::: Provided material :::

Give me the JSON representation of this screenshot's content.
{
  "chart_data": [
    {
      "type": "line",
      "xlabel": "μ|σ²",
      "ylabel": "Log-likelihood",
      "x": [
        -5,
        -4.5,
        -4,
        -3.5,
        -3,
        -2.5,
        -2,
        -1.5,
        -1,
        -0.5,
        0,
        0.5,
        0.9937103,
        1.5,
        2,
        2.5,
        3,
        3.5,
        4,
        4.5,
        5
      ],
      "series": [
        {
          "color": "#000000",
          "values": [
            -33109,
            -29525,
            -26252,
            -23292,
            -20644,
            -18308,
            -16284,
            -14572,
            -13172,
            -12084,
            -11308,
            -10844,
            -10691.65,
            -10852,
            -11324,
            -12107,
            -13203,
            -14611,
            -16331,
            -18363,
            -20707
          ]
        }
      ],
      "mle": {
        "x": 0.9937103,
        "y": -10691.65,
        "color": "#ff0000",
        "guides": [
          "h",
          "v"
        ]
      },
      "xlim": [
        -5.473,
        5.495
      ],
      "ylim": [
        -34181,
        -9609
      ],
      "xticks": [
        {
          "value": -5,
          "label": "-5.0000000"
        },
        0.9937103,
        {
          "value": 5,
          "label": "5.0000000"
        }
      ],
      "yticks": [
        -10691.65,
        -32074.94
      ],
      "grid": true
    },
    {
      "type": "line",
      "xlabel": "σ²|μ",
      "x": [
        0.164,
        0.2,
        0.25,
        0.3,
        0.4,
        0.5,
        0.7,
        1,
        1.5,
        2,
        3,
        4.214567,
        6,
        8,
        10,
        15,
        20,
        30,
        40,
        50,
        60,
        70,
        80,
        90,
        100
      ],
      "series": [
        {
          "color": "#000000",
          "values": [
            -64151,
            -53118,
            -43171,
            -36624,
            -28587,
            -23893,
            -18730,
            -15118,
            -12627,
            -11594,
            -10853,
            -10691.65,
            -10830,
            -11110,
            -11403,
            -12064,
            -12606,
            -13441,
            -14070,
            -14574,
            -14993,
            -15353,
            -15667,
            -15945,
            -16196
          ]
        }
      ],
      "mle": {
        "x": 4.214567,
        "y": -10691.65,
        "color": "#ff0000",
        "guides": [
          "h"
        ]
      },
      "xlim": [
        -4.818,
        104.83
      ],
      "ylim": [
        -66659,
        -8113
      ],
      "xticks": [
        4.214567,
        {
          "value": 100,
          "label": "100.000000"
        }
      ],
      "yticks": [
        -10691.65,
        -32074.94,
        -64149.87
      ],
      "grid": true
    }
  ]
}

:::

> [Challenge]: Go through the listing and print each line exactly as it appears.

> [Right answer]:
Give me the JSON representation of this screenshot's content.
{
  "chart_data": [
    {
      "type": "line",
      "xlabel": "μ|σ²",
      "ylabel": "Log-likelihood",
      "x": [
        -5,
        -4.5,
        -4,
        -3.5,
        -3,
        -2.5,
        -2,
        -1.5,
        -1,
        -0.5,
        0,
        0.5,
        0.9937103,
        1.5,
        2,
        2.5,
        3,
        3.5,
        4,
        4.5,
        5
      ],
      "series": [
        {
          "color": "#000000",
          "values": [
            -33109,
            -29525,
            -26252,
            -23292,
            -20644,
            -18308,
            -16284,
            -14572,
            -13172,
            -12084,
            -11308,
            -10844,
            -10691.65,
            -10852,
            -11324,
            -12107,
            -13203,
            -14611,
            -16331,
            -18363,
            -20707
          ]
        }
      ],
      "mle": {
        "x": 0.9937103,
        "y": -10691.65,
        "color": "#ff0000",
        "guides": [
          "h",
          "v"
        ]
      },
      "xlim": [
        -5.473,
        5.495
      ],
      "ylim": [
        -34181,
        -9609
      ],
      "xticks": [
        {
          "value": -5,
          "label": "-5.0000000"
        },
        0.9937103,
        {
          "value": 5,
          "label": "5.0000000"
        }
      ],
      "yticks": [
        -10691.65,
        -32074.94
      ],
      "grid": true
    },
    {
      "type": "line",
      "xlabel": "σ²|μ",
      "x": [
        0.164,
        0.2,
        0.25,
        0.3,
        0.4,
        0.5,
        0.7,
        1,
        1.5,
        2,
        3,
        4.214567,
        6,
        8,
        10,
        15,
        20,
        30,
        40,
        50,
        60,
        70,
        80,
        90,
        100
      ],
      "series": [
        {
          "color": "#000000",
          "values": [
            -64151,
            -53118,
            -43171,
            -36624,
            -28587,
            -23893,
            -18730,
            -15118,
            -12627,
            -11594,
            -10853,
            -10691.65,
            -10830,
            -11110,
            -11403,
            -12064,
            -12606,
            -13441,
            -14070,
            -14574,
            -14993,
            -15353,
            -15667,
            -15945,
            -16196
          ]
        }
      ],
      "mle": {
        "x": 4.214567,
        "y": -10691.65,
        "color": "#ff0000",
        "guides": [
          "h"
        ]
      },
      "xlim": [
        -4.818,
        104.83
      ],
      "ylim": [
        -66659,
        -8113
      ],
      "xticks": [
        4.214567,
        {
          "value": 100,
          "label": "100.000000"
        }
      ],
      "yticks": [
        -10691.65,
        -32074.94,
        -64149.87
      ],
      "grid": true
    }
  ]
}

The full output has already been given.